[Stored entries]
■ ■ ■ ■ ■
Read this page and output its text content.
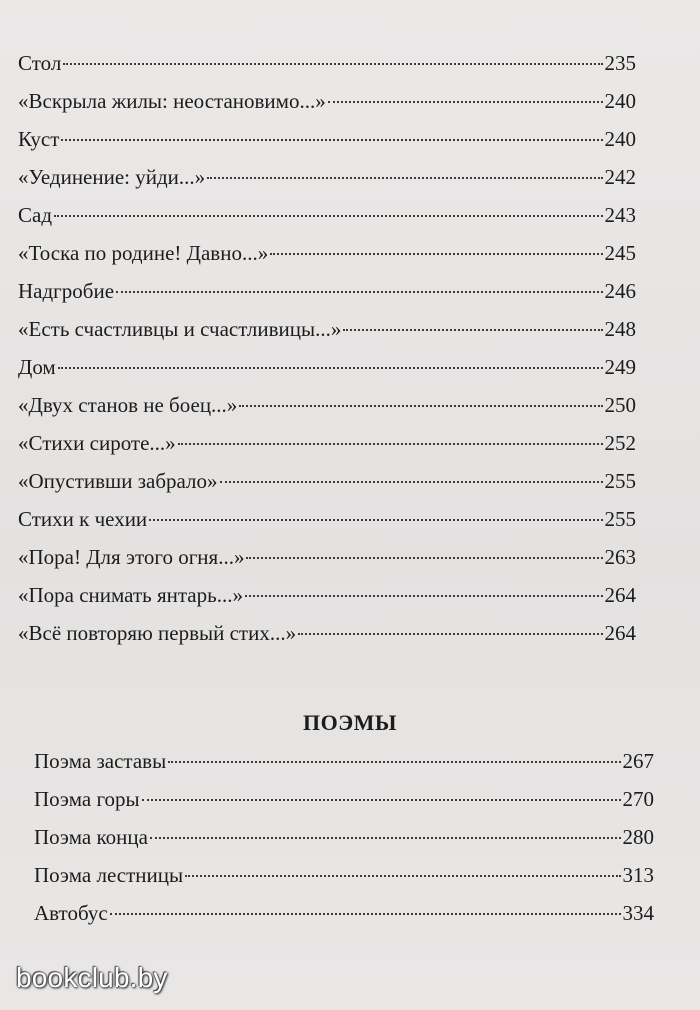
Стол	235
«Вскрыла жилы: неостановимо...»	240
Куст	240
«Уединение: уйди...»	242
Сад	243
«Тоска по родине! Давно...»	245
Надгробие	246
«Есть счастливцы и счастливицы...»	248
Дом	249
«Двух станов не боец...»	250
«Стихи сироте...»	252
«Опустивши забрало»	255
Стихи к чехии	255
«Пора! Для этого огня...»	263
«Пора снимать янтарь...»	264
«Всё повторяю первый стих...»	264
ПОЭМЫ
Поэма заставы	267
Поэма горы	270
Поэма конца	280
Поэма лестницы	313
Автобус	334
bookclub.by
■ ■ ■ ■ ■
DIRECTIVE. Write out every entry again word for word, without any of the pictures.

TASK RESPONSE.
Read this page and output its text content.
Стол	235
«Вскрыла жилы: неостановимо...»	240
Куст	240
«Уединение: уйди...»	242
Сад	243
«Тоска по родине! Давно...»	245
Надгробие	246
«Есть счастливцы и счастливицы...»	248
Дом	249
«Двух станов не боец...»	250
«Стихи сироте...»	252
«Опустивши забрало»	255
Стихи к чехии	255
«Пора! Для этого огня...»	263
«Пора снимать янтарь...»	264
«Всё повторяю первый стих...»	264
ПОЭМЫ
Поэма заставы	267
Поэма горы	270
Поэма конца	280
Поэма лестницы	313
Автобус	334
bookclub.by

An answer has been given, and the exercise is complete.